**Work required**
Transcribe all the records with complete accuracy.

========================================

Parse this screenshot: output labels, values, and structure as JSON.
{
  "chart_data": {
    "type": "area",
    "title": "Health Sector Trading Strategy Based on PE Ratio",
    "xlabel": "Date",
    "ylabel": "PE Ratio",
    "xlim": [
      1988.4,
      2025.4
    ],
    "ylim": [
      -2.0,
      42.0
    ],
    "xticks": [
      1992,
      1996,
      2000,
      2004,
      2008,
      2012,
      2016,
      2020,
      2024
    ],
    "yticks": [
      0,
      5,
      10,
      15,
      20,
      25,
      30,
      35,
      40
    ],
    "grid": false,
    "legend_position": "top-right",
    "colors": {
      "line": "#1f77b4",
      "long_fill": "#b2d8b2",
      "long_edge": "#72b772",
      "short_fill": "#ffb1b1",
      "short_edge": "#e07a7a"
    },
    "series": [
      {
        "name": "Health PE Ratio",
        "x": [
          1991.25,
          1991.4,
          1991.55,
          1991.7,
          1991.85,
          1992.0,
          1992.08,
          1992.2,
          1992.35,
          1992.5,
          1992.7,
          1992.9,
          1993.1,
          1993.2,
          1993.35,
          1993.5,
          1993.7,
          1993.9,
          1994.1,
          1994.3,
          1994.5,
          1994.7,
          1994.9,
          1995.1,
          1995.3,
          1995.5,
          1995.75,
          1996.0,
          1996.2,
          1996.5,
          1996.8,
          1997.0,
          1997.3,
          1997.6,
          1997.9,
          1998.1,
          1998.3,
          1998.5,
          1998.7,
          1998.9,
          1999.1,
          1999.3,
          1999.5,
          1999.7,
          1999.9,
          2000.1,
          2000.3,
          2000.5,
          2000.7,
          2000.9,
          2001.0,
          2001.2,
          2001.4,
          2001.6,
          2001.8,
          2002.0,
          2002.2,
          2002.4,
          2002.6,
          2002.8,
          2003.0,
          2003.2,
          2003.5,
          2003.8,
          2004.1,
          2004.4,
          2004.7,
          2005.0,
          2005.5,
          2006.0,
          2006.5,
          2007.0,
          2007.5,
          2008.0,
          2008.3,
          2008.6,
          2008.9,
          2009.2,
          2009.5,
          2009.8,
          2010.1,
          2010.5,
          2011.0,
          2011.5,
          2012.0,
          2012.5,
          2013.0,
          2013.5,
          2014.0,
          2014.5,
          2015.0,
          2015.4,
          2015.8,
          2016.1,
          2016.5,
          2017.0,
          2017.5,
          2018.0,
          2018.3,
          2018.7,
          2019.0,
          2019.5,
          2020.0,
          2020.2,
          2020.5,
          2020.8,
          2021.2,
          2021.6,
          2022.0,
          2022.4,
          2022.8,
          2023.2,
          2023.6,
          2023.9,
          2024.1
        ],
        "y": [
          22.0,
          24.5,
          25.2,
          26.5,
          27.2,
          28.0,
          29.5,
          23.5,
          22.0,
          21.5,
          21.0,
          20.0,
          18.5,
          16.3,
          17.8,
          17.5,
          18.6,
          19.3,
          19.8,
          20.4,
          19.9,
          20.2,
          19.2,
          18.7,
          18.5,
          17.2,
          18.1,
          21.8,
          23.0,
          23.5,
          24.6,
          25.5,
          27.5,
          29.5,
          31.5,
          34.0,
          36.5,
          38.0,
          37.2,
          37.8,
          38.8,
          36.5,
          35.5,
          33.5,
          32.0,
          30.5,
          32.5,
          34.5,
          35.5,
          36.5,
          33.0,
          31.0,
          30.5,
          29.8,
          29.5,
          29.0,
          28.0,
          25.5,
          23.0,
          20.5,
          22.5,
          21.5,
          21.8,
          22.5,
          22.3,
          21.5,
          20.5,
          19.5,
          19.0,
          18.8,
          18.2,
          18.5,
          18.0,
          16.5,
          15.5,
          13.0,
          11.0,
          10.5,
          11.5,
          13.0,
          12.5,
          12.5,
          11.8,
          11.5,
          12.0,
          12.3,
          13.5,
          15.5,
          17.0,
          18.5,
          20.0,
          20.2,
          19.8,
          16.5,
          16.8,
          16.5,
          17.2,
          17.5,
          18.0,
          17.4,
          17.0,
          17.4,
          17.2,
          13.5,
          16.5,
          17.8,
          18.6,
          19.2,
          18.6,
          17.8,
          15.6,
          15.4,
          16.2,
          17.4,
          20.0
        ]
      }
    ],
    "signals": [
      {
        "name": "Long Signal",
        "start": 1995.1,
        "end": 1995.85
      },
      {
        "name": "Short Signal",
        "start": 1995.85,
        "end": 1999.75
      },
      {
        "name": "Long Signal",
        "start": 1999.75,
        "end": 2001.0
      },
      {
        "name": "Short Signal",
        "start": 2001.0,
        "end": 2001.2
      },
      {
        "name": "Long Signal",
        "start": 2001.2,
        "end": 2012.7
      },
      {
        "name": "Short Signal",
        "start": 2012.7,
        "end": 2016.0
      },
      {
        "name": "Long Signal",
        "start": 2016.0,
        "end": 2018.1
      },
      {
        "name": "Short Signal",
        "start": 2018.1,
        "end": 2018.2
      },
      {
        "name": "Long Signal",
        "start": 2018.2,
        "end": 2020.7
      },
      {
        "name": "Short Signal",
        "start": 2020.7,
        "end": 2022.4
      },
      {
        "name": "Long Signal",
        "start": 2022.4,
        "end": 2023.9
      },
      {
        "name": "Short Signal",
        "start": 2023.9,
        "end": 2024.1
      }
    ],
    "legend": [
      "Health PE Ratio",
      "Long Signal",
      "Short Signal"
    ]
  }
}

========================================

**Answer in full**
Parse this screenshot: output labels, values, and structure as JSON.
{
  "chart_data": {
    "type": "area",
    "title": "Health Sector Trading Strategy Based on PE Ratio",
    "xlabel": "Date",
    "ylabel": "PE Ratio",
    "xlim": [
      1988.4,
      2025.4
    ],
    "ylim": [
      -2.0,
      42.0
    ],
    "xticks": [
      1992,
      1996,
      2000,
      2004,
      2008,
      2012,
      2016,
      2020,
      2024
    ],
    "yticks": [
      0,
      5,
      10,
      15,
      20,
      25,
      30,
      35,
      40
    ],
    "grid": false,
    "legend_position": "top-right",
    "colors": {
      "line": "#1f77b4",
      "long_fill": "#b2d8b2",
      "long_edge": "#72b772",
      "short_fill": "#ffb1b1",
      "short_edge": "#e07a7a"
    },
    "series": [
      {
        "name": "Health PE Ratio",
        "x": [
          1991.25,
          1991.4,
          1991.55,
          1991.7,
          1991.85,
          1992.0,
          1992.08,
          1992.2,
          1992.35,
          1992.5,
          1992.7,
          1992.9,
          1993.1,
          1993.2,
          1993.35,
          1993.5,
          1993.7,
          1993.9,
          1994.1,
          1994.3,
          1994.5,
          1994.7,
          1994.9,
          1995.1,
          1995.3,
          1995.5,
          1995.75,
          1996.0,
          1996.2,
          1996.5,
          1996.8,
          1997.0,
          1997.3,
          1997.6,
          1997.9,
          1998.1,
          1998.3,
          1998.5,
          1998.7,
          1998.9,
          1999.1,
          1999.3,
          1999.5,
          1999.7,
          1999.9,
          2000.1,
          2000.3,
          2000.5,
          2000.7,
          2000.9,
          2001.0,
          2001.2,
          2001.4,
          2001.6,
          2001.8,
          2002.0,
          2002.2,
          2002.4,
          2002.6,
          2002.8,
          2003.0,
          2003.2,
          2003.5,
          2003.8,
          2004.1,
          2004.4,
          2004.7,
          2005.0,
          2005.5,
          2006.0,
          2006.5,
          2007.0,
          2007.5,
          2008.0,
          2008.3,
          2008.6,
          2008.9,
          2009.2,
          2009.5,
          2009.8,
          2010.1,
          2010.5,
          2011.0,
          2011.5,
          2012.0,
          2012.5,
          2013.0,
          2013.5,
          2014.0,
          2014.5,
          2015.0,
          2015.4,
          2015.8,
          2016.1,
          2016.5,
          2017.0,
          2017.5,
          2018.0,
          2018.3,
          2018.7,
          2019.0,
          2019.5,
          2020.0,
          2020.2,
          2020.5,
          2020.8,
          2021.2,
          2021.6,
          2022.0,
          2022.4,
          2022.8,
          2023.2,
          2023.6,
          2023.9,
          2024.1
        ],
        "y": [
          22.0,
          24.5,
          25.2,
          26.5,
          27.2,
          28.0,
          29.5,
          23.5,
          22.0,
          21.5,
          21.0,
          20.0,
          18.5,
          16.3,
          17.8,
          17.5,
          18.6,
          19.3,
          19.8,
          20.4,
          19.9,
          20.2,
          19.2,
          18.7,
          18.5,
          17.2,
          18.1,
          21.8,
          23.0,
          23.5,
          24.6,
          25.5,
          27.5,
          29.5,
          31.5,
          34.0,
          36.5,
          38.0,
          37.2,
          37.8,
          38.8,
          36.5,
          35.5,
          33.5,
          32.0,
          30.5,
          32.5,
          34.5,
          35.5,
          36.5,
          33.0,
          31.0,
          30.5,
          29.8,
          29.5,
          29.0,
          28.0,
          25.5,
          23.0,
          20.5,
          22.5,
          21.5,
          21.8,
          22.5,
          22.3,
          21.5,
          20.5,
          19.5,
          19.0,
          18.8,
          18.2,
          18.5,
          18.0,
          16.5,
          15.5,
          13.0,
          11.0,
          10.5,
          11.5,
          13.0,
          12.5,
          12.5,
          11.8,
          11.5,
          12.0,
          12.3,
          13.5,
          15.5,
          17.0,
          18.5,
          20.0,
          20.2,
          19.8,
          16.5,
          16.8,
          16.5,
          17.2,
          17.5,
          18.0,
          17.4,
          17.0,
          17.4,
          17.2,
          13.5,
          16.5,
          17.8,
          18.6,
          19.2,
          18.6,
          17.8,
          15.6,
          15.4,
          16.2,
          17.4,
          20.0
        ]
      }
    ],
    "signals": [
      {
        "name": "Long Signal",
        "start": 1995.1,
        "end": 1995.85
      },
      {
        "name": "Short Signal",
        "start": 1995.85,
        "end": 1999.75
      },
      {
        "name": "Long Signal",
        "start": 1999.75,
        "end": 2001.0
      },
      {
        "name": "Short Signal",
        "start": 2001.0,
        "end": 2001.2
      },
      {
        "name": "Long Signal",
        "start": 2001.2,
        "end": 2012.7
      },
      {
        "name": "Short Signal",
        "start": 2012.7,
        "end": 2016.0
      },
      {
        "name": "Long Signal",
        "start": 2016.0,
        "end": 2018.1
      },
      {
        "name": "Short Signal",
        "start": 2018.1,
        "end": 2018.2
      },
      {
        "name": "Long Signal",
        "start": 2018.2,
        "end": 2020.7
      },
      {
        "name": "Short Signal",
        "start": 2020.7,
        "end": 2022.4
      },
      {
        "name": "Long Signal",
        "start": 2022.4,
        "end": 2023.9
      },
      {
        "name": "Short Signal",
        "start": 2023.9,
        "end": 2024.1
      }
    ],
    "legend": [
      "Health PE Ratio",
      "Long Signal",
      "Short Signal"
    ]
  }
}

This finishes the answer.